- [Instruction]: Each entry below is to be written out exactly, and the pictures are to be left out.

* Begin Input rows *

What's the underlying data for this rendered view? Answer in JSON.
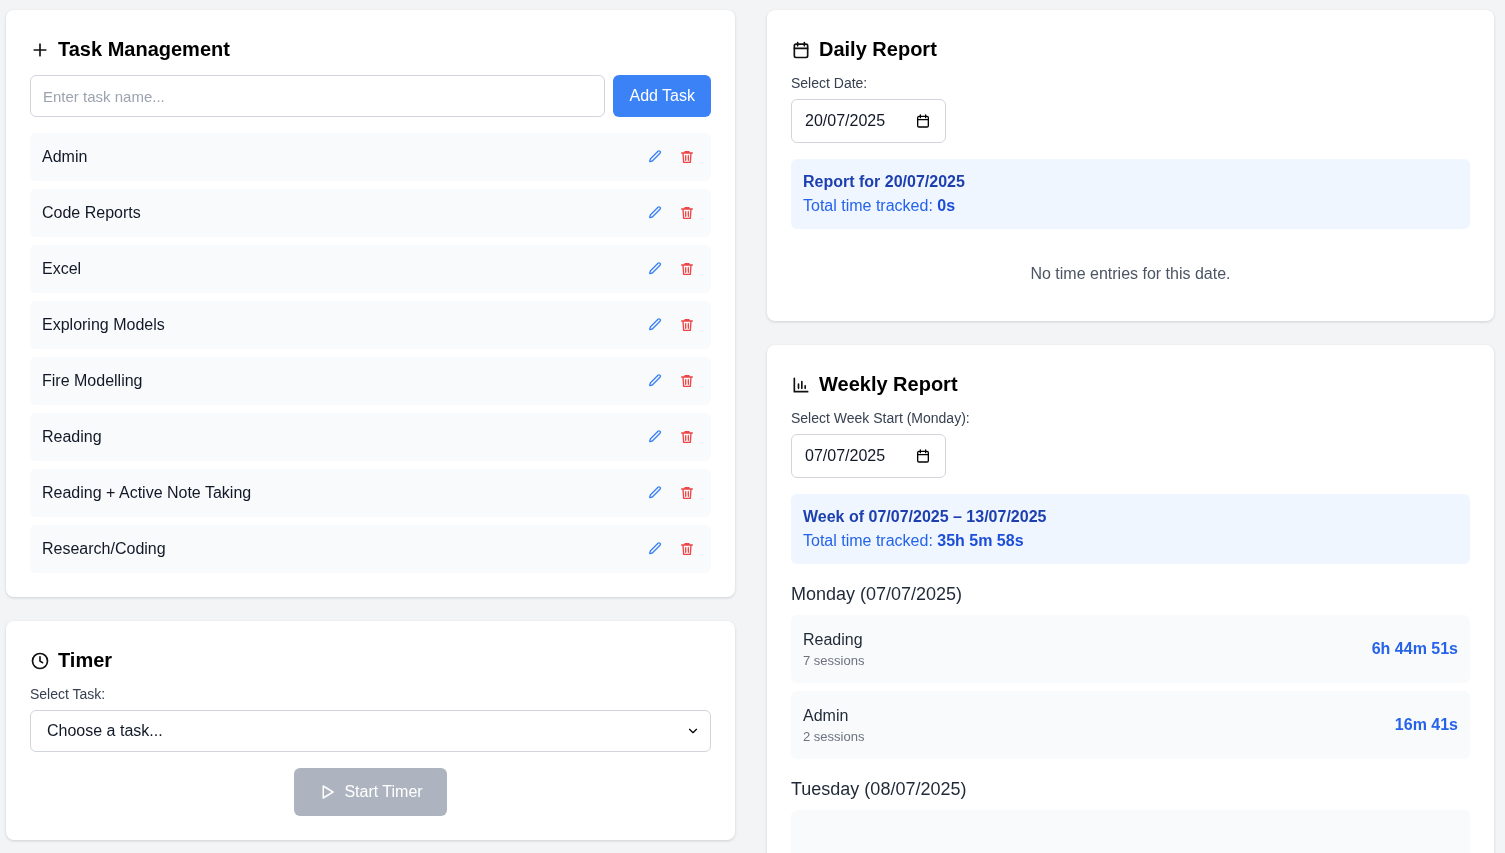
{
  "task_management": {
    "title": "Task Management",
    "input": {
      "placeholder": "Enter task name..."
    },
    "add_button": "Add Task",
    "tasks": [
      {
        "name": "Admin"
      },
      {
        "name": "Code Reports"
      },
      {
        "name": "Excel"
      },
      {
        "name": "Exploring Models"
      },
      {
        "name": "Fire Modelling"
      },
      {
        "name": "Reading"
      },
      {
        "name": "Reading + Active Note Taking"
      },
      {
        "name": "Research/Coding"
      }
    ]
  },
  "timer": {
    "title": "Timer",
    "select_label": "Select Task:",
    "select_value": "Choose a task...",
    "start_button": {
      "label": "Start Timer",
      "disabled": true
    }
  },
  "daily_report": {
    "title": "Daily Report",
    "date_label": "Select Date:",
    "date_value": "20/07/2025",
    "summary_title": "Report for 20/07/2025",
    "total_label": "Total time tracked:",
    "total_value": "0s",
    "empty_message": "No time entries for this date."
  },
  "weekly_report": {
    "title": "Weekly Report",
    "date_label": "Select Week Start (Monday):",
    "date_value": "07/07/2025",
    "summary_title": "Week of 07/07/2025 – 13/07/2025",
    "total_label": "Total time tracked:",
    "total_value": "35h 5m 58s",
    "days": [
      {
        "heading": "Monday (07/07/2025)",
        "entries": [
          {
            "task": "Reading",
            "sessions": "7 sessions",
            "duration": "6h 44m 51s"
          },
          {
            "task": "Admin",
            "sessions": "2 sessions",
            "duration": "16m 41s"
          }
        ]
      },
      {
        "heading": "Tuesday (08/07/2025)",
        "entries_cut_off": true
      }
    ]
  }
}
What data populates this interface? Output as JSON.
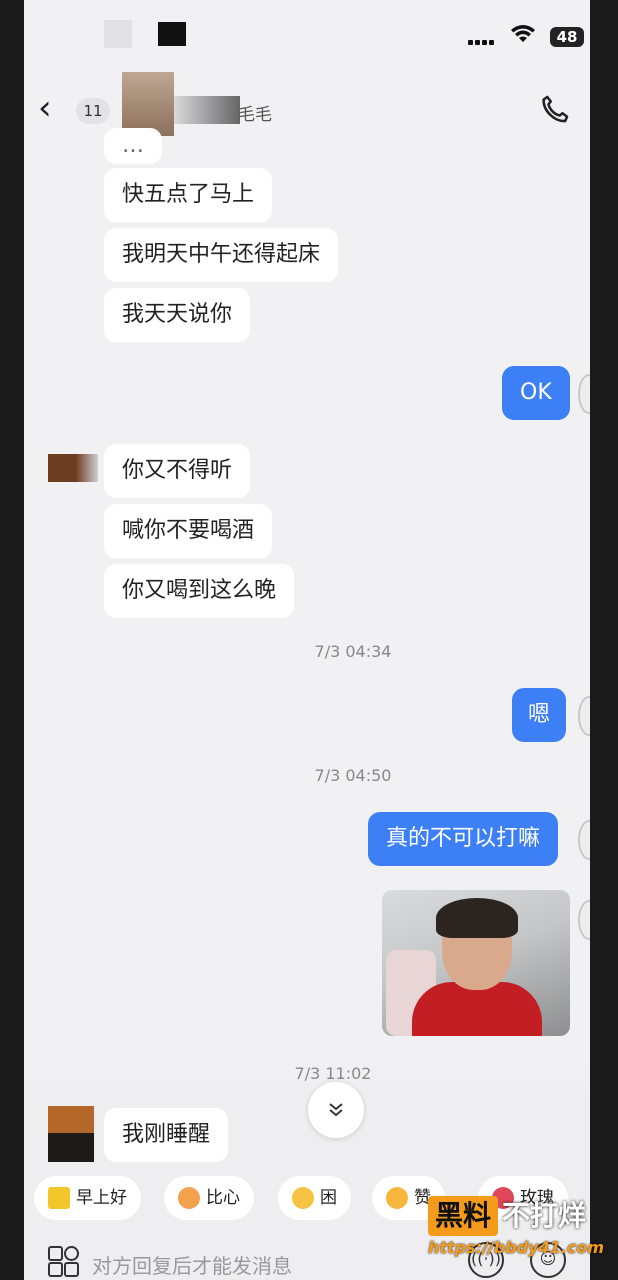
{
  "status_bar": {
    "battery": "48",
    "wifi_icon": "wifi-icon",
    "signal_icon": "signal-icon"
  },
  "nav": {
    "unread_count": "11",
    "contact_name": "毛毛",
    "back_icon": "chevron-left-icon",
    "call_icon": "phone-icon"
  },
  "messages": [
    {
      "side": "left",
      "text": "快五点了马上"
    },
    {
      "side": "left",
      "text": "我明天中午还得起床"
    },
    {
      "side": "left",
      "text": "我天天说你"
    },
    {
      "side": "right",
      "text": "OK"
    },
    {
      "side": "left",
      "text": "你又不得听"
    },
    {
      "side": "left",
      "text": "喊你不要喝酒"
    },
    {
      "side": "left",
      "text": "你又喝到这么晚"
    },
    {
      "side": "time",
      "text": "7/3 04:34"
    },
    {
      "side": "right",
      "text": "嗯"
    },
    {
      "side": "time",
      "text": "7/3 04:50"
    },
    {
      "side": "right",
      "text": "真的不可以打嘛"
    },
    {
      "side": "right",
      "type": "image"
    },
    {
      "side": "time",
      "text": "7/3 11:02"
    },
    {
      "side": "left",
      "text": "我刚睡醒"
    }
  ],
  "quick_replies": [
    {
      "label": "早上好",
      "icon": "sun-icon"
    },
    {
      "label": "比心",
      "icon": "heart-hand-icon"
    },
    {
      "label": "困",
      "icon": "sleepy-face-icon"
    },
    {
      "label": "赞",
      "icon": "thumbs-up-icon"
    },
    {
      "label": "玫瑰",
      "icon": "rose-icon"
    }
  ],
  "input": {
    "placeholder": "对方回复后才能发消息"
  },
  "watermark": {
    "box": "黑料",
    "text": "不打烊",
    "url": "https://bbdy41.com"
  },
  "colors": {
    "my_bubble": "#3d80f5",
    "their_bubble": "#ffffff",
    "background": "#f1f1f3",
    "watermark": "#f49b1c"
  }
}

* End Input rows *

- [Task response]:
What's the underlying data for this rendered view? Answer in JSON.
{
  "task_management": {
    "title": "Task Management",
    "input": {
      "placeholder": "Enter task name..."
    },
    "add_button": "Add Task",
    "tasks": [
      {
        "name": "Admin"
      },
      {
        "name": "Code Reports"
      },
      {
        "name": "Excel"
      },
      {
        "name": "Exploring Models"
      },
      {
        "name": "Fire Modelling"
      },
      {
        "name": "Reading"
      },
      {
        "name": "Reading + Active Note Taking"
      },
      {
        "name": "Research/Coding"
      }
    ]
  },
  "timer": {
    "title": "Timer",
    "select_label": "Select Task:",
    "select_value": "Choose a task...",
    "start_button": {
      "label": "Start Timer",
      "disabled": true
    }
  },
  "daily_report": {
    "title": "Daily Report",
    "date_label": "Select Date:",
    "date_value": "20/07/2025",
    "summary_title": "Report for 20/07/2025",
    "total_label": "Total time tracked:",
    "total_value": "0s",
    "empty_message": "No time entries for this date."
  },
  "weekly_report": {
    "title": "Weekly Report",
    "date_label": "Select Week Start (Monday):",
    "date_value": "07/07/2025",
    "summary_title": "Week of 07/07/2025 – 13/07/2025",
    "total_label": "Total time tracked:",
    "total_value": "35h 5m 58s",
    "days": [
      {
        "heading": "Monday (07/07/2025)",
        "entries": [
          {
            "task": "Reading",
            "sessions": "7 sessions",
            "duration": "6h 44m 51s"
          },
          {
            "task": "Admin",
            "sessions": "2 sessions",
            "duration": "16m 41s"
          }
        ]
      },
      {
        "heading": "Tuesday (08/07/2025)",
        "entries_cut_off": true
      }
    ]
  }
}
What data populates this interface? Output as JSON.
{
  "status_bar": {
    "battery": "48",
    "wifi_icon": "wifi-icon",
    "signal_icon": "signal-icon"
  },
  "nav": {
    "unread_count": "11",
    "contact_name": "毛毛",
    "back_icon": "chevron-left-icon",
    "call_icon": "phone-icon"
  },
  "messages": [
    {
      "side": "left",
      "text": "快五点了马上"
    },
    {
      "side": "left",
      "text": "我明天中午还得起床"
    },
    {
      "side": "left",
      "text": "我天天说你"
    },
    {
      "side": "right",
      "text": "OK"
    },
    {
      "side": "left",
      "text": "你又不得听"
    },
    {
      "side": "left",
      "text": "喊你不要喝酒"
    },
    {
      "side": "left",
      "text": "你又喝到这么晚"
    },
    {
      "side": "time",
      "text": "7/3 04:34"
    },
    {
      "side": "right",
      "text": "嗯"
    },
    {
      "side": "time",
      "text": "7/3 04:50"
    },
    {
      "side": "right",
      "text": "真的不可以打嘛"
    },
    {
      "side": "right",
      "type": "image"
    },
    {
      "side": "time",
      "text": "7/3 11:02"
    },
    {
      "side": "left",
      "text": "我刚睡醒"
    }
  ],
  "quick_replies": [
    {
      "label": "早上好",
      "icon": "sun-icon"
    },
    {
      "label": "比心",
      "icon": "heart-hand-icon"
    },
    {
      "label": "困",
      "icon": "sleepy-face-icon"
    },
    {
      "label": "赞",
      "icon": "thumbs-up-icon"
    },
    {
      "label": "玫瑰",
      "icon": "rose-icon"
    }
  ],
  "input": {
    "placeholder": "对方回复后才能发消息"
  },
  "watermark": {
    "box": "黑料",
    "text": "不打烊",
    "url": "https://bbdy41.com"
  },
  "colors": {
    "my_bubble": "#3d80f5",
    "their_bubble": "#ffffff",
    "background": "#f1f1f3",
    "watermark": "#f49b1c"
  }
}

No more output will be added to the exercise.